═══ Data to process

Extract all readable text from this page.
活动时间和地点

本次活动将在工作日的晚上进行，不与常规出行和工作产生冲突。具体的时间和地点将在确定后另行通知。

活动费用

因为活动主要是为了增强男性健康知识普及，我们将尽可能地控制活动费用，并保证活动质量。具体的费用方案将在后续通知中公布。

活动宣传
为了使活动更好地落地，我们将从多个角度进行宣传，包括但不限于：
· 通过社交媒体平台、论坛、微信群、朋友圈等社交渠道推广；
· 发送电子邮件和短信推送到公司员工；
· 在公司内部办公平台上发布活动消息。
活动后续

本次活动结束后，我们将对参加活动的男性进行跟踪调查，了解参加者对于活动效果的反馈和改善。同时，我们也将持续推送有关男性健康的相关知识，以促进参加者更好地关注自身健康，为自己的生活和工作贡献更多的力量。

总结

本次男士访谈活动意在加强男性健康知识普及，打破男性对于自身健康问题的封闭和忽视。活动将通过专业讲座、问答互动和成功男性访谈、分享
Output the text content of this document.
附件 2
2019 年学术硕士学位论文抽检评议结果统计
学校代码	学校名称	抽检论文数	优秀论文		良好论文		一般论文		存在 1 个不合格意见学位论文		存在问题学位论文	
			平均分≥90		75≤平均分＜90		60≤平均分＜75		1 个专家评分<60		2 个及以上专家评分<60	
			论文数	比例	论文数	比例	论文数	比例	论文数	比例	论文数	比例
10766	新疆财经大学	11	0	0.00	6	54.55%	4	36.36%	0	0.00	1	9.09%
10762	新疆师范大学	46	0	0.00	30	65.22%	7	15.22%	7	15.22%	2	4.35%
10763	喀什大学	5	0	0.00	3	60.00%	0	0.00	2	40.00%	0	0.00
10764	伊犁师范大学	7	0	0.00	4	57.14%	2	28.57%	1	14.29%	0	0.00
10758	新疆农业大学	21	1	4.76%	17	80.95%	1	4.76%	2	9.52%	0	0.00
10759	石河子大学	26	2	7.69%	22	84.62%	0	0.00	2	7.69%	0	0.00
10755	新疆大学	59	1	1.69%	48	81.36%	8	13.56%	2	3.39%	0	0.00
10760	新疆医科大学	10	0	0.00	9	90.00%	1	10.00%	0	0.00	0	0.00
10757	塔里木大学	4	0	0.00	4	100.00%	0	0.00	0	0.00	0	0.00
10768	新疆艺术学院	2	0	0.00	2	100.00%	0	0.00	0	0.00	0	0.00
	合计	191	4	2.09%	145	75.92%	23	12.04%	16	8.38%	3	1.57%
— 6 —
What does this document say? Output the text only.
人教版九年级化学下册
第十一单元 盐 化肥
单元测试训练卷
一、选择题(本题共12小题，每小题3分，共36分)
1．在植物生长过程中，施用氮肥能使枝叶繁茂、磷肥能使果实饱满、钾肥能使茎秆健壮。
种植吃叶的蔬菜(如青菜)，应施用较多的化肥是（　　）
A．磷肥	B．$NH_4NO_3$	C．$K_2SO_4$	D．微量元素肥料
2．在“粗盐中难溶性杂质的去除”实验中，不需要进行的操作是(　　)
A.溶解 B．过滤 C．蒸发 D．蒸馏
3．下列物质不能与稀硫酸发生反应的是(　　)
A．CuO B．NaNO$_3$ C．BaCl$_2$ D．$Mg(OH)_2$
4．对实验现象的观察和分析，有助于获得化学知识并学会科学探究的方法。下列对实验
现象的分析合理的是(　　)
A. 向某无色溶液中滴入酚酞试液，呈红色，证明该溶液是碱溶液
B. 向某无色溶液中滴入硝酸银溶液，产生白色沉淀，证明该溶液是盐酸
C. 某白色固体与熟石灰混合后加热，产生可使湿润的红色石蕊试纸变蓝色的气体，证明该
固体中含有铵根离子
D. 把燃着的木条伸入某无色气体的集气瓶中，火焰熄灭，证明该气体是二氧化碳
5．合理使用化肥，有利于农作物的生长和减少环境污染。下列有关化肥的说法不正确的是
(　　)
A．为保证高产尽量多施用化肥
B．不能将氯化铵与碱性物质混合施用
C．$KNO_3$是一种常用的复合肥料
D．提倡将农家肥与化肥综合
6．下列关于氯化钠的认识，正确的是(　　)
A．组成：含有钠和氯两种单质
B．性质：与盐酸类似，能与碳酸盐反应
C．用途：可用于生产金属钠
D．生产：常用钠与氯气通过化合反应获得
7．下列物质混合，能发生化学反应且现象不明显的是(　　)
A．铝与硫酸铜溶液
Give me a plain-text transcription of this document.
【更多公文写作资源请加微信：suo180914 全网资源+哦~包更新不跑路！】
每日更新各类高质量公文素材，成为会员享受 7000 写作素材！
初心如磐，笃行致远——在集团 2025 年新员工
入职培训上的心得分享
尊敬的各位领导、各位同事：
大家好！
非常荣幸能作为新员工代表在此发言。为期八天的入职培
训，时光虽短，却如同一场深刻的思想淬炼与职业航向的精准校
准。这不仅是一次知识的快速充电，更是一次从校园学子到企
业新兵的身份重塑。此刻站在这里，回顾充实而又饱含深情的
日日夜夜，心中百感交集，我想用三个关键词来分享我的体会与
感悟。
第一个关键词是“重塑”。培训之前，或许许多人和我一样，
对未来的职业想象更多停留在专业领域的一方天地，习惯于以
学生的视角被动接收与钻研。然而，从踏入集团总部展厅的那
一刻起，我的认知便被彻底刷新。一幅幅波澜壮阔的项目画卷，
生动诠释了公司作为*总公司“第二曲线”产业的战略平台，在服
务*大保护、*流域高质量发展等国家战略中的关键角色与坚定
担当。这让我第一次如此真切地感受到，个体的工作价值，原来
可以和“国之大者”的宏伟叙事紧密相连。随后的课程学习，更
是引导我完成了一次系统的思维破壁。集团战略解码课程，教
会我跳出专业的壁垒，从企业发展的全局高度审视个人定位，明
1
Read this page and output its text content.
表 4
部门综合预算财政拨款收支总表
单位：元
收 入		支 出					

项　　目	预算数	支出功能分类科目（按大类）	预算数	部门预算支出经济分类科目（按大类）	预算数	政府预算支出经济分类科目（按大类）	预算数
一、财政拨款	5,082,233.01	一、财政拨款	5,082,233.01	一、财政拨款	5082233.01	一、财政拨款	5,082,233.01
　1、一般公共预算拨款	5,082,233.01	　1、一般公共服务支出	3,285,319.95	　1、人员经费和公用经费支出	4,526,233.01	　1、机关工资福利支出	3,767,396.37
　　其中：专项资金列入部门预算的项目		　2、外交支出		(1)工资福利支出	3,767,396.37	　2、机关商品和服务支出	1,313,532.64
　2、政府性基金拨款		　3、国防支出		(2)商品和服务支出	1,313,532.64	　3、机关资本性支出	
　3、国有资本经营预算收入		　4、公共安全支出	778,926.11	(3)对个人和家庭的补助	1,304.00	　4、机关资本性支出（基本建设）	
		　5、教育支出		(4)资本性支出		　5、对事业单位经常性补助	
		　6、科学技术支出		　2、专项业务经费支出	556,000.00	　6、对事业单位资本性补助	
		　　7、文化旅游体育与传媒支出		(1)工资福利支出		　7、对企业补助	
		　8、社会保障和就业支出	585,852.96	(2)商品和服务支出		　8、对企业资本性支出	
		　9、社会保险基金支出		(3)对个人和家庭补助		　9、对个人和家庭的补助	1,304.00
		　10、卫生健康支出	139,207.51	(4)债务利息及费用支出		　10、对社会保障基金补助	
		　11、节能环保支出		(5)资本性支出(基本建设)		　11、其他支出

══════

Repeat the records above exactly.

Extract all readable text from this page.
活动时间和地点

本次活动将在工作日的晚上进行，不与常规出行和工作产生冲突。具体的时间和地点将在确定后另行通知。

活动费用

因为活动主要是为了增强男性健康知识普及，我们将尽可能地控制活动费用，并保证活动质量。具体的费用方案将在后续通知中公布。

活动宣传
为了使活动更好地落地，我们将从多个角度进行宣传，包括但不限于：
· 通过社交媒体平台、论坛、微信群、朋友圈等社交渠道推广；
· 发送电子邮件和短信推送到公司员工；
· 在公司内部办公平台上发布活动消息。
活动后续

本次活动结束后，我们将对参加活动的男性进行跟踪调查，了解参加者对于活动效果的反馈和改善。同时，我们也将持续推送有关男性健康的相关知识，以促进参加者更好地关注自身健康，为自己的生活和工作贡献更多的力量。

总结

本次男士访谈活动意在加强男性健康知识普及，打破男性对于自身健康问题的封闭和忽视。活动将通过专业讲座、问答互动和成功男性访谈、分享
Output the text content of this document.
附件 2
2019 年学术硕士学位论文抽检评议结果统计
学校代码	学校名称	抽检论文数	优秀论文		良好论文		一般论文		存在 1 个不合格意见学位论文		存在问题学位论文	
			平均分≥90		75≤平均分＜90		60≤平均分＜75		1 个专家评分<60		2 个及以上专家评分<60	
			论文数	比例	论文数	比例	论文数	比例	论文数	比例	论文数	比例
10766	新疆财经大学	11	0	0.00	6	54.55%	4	36.36%	0	0.00	1	9.09%
10762	新疆师范大学	46	0	0.00	30	65.22%	7	15.22%	7	15.22%	2	4.35%
10763	喀什大学	5	0	0.00	3	60.00%	0	0.00	2	40.00%	0	0.00
10764	伊犁师范大学	7	0	0.00	4	57.14%	2	28.57%	1	14.29%	0	0.00
10758	新疆农业大学	21	1	4.76%	17	80.95%	1	4.76%	2	9.52%	0	0.00
10759	石河子大学	26	2	7.69%	22	84.62%	0	0.00	2	7.69%	0	0.00
10755	新疆大学	59	1	1.69%	48	81.36%	8	13.56%	2	3.39%	0	0.00
10760	新疆医科大学	10	0	0.00	9	90.00%	1	10.00%	0	0.00	0	0.00
10757	塔里木大学	4	0	0.00	4	100.00%	0	0.00	0	0.00	0	0.00
10768	新疆艺术学院	2	0	0.00	2	100.00%	0	0.00	0	0.00	0	0.00
	合计	191	4	2.09%	145	75.92%	23	12.04%	16	8.38%	3	1.57%
— 6 —
What does this document say? Output the text only.
人教版九年级化学下册
第十一单元 盐 化肥
单元测试训练卷
一、选择题(本题共12小题，每小题3分，共36分)
1．在植物生长过程中，施用氮肥能使枝叶繁茂、磷肥能使果实饱满、钾肥能使茎秆健壮。
种植吃叶的蔬菜(如青菜)，应施用较多的化肥是（　　）
A．磷肥	B．$NH_4NO_3$	C．$K_2SO_4$	D．微量元素肥料
2．在“粗盐中难溶性杂质的去除”实验中，不需要进行的操作是(　　)
A.溶解 B．过滤 C．蒸发 D．蒸馏
3．下列物质不能与稀硫酸发生反应的是(　　)
A．CuO B．NaNO$_3$ C．BaCl$_2$ D．$Mg(OH)_2$
4．对实验现象的观察和分析，有助于获得化学知识并学会科学探究的方法。下列对实验
现象的分析合理的是(　　)
A. 向某无色溶液中滴入酚酞试液，呈红色，证明该溶液是碱溶液
B. 向某无色溶液中滴入硝酸银溶液，产生白色沉淀，证明该溶液是盐酸
C. 某白色固体与熟石灰混合后加热，产生可使湿润的红色石蕊试纸变蓝色的气体，证明该
固体中含有铵根离子
D. 把燃着的木条伸入某无色气体的集气瓶中，火焰熄灭，证明该气体是二氧化碳
5．合理使用化肥，有利于农作物的生长和减少环境污染。下列有关化肥的说法不正确的是
(　　)
A．为保证高产尽量多施用化肥
B．不能将氯化铵与碱性物质混合施用
C．$KNO_3$是一种常用的复合肥料
D．提倡将农家肥与化肥综合
6．下列关于氯化钠的认识，正确的是(　　)
A．组成：含有钠和氯两种单质
B．性质：与盐酸类似，能与碳酸盐反应
C．用途：可用于生产金属钠
D．生产：常用钠与氯气通过化合反应获得
7．下列物质混合，能发生化学反应且现象不明显的是(　　)
A．铝与硫酸铜溶液
Give me a plain-text transcription of this document.
【更多公文写作资源请加微信：suo180914 全网资源+哦~包更新不跑路！】
每日更新各类高质量公文素材，成为会员享受 7000 写作素材！
初心如磐，笃行致远——在集团 2025 年新员工
入职培训上的心得分享
尊敬的各位领导、各位同事：
大家好！
非常荣幸能作为新员工代表在此发言。为期八天的入职培
训，时光虽短，却如同一场深刻的思想淬炼与职业航向的精准校
准。这不仅是一次知识的快速充电，更是一次从校园学子到企
业新兵的身份重塑。此刻站在这里，回顾充实而又饱含深情的
日日夜夜，心中百感交集，我想用三个关键词来分享我的体会与
感悟。
第一个关键词是“重塑”。培训之前，或许许多人和我一样，
对未来的职业想象更多停留在专业领域的一方天地，习惯于以
学生的视角被动接收与钻研。然而，从踏入集团总部展厅的那
一刻起，我的认知便被彻底刷新。一幅幅波澜壮阔的项目画卷，
生动诠释了公司作为*总公司“第二曲线”产业的战略平台，在服
务*大保护、*流域高质量发展等国家战略中的关键角色与坚定
担当。这让我第一次如此真切地感受到，个体的工作价值，原来
可以和“国之大者”的宏伟叙事紧密相连。随后的课程学习，更
是引导我完成了一次系统的思维破壁。集团战略解码课程，教
会我跳出专业的壁垒，从企业发展的全局高度审视个人定位，明
1
Read this page and output its text content.
表 4
部门综合预算财政拨款收支总表
单位：元
收 入		支 出					

项　　目	预算数	支出功能分类科目（按大类）	预算数	部门预算支出经济分类科目（按大类）	预算数	政府预算支出经济分类科目（按大类）	预算数
一、财政拨款	5,082,233.01	一、财政拨款	5,082,233.01	一、财政拨款	5082233.01	一、财政拨款	5,082,233.01
　1、一般公共预算拨款	5,082,233.01	　1、一般公共服务支出	3,285,319.95	　1、人员经费和公用经费支出	4,526,233.01	　1、机关工资福利支出	3,767,396.37
　　其中：专项资金列入部门预算的项目		　2、外交支出		(1)工资福利支出	3,767,396.37	　2、机关商品和服务支出	1,313,532.64
　2、政府性基金拨款		　3、国防支出		(2)商品和服务支出	1,313,532.64	　3、机关资本性支出	
　3、国有资本经营预算收入		　4、公共安全支出	778,926.11	(3)对个人和家庭的补助	1,304.00	　4、机关资本性支出（基本建设）	
		　5、教育支出		(4)资本性支出		　5、对事业单位经常性补助	
		　6、科学技术支出		　2、专项业务经费支出	556,000.00	　6、对事业单位资本性补助	
		　　7、文化旅游体育与传媒支出		(1)工资福利支出		　7、对企业补助	
		　8、社会保障和就业支出	585,852.96	(2)商品和服务支出		　8、对企业资本性支出	
		　9、社会保险基金支出		(3)对个人和家庭补助		　9、对个人和家庭的补助	1,304.00
		　10、卫生健康支出	139,207.51	(4)债务利息及费用支出		　10、对社会保障基金补助	
		　11、节能环保支出		(5)资本性支出(基本建设)		　11、其他支出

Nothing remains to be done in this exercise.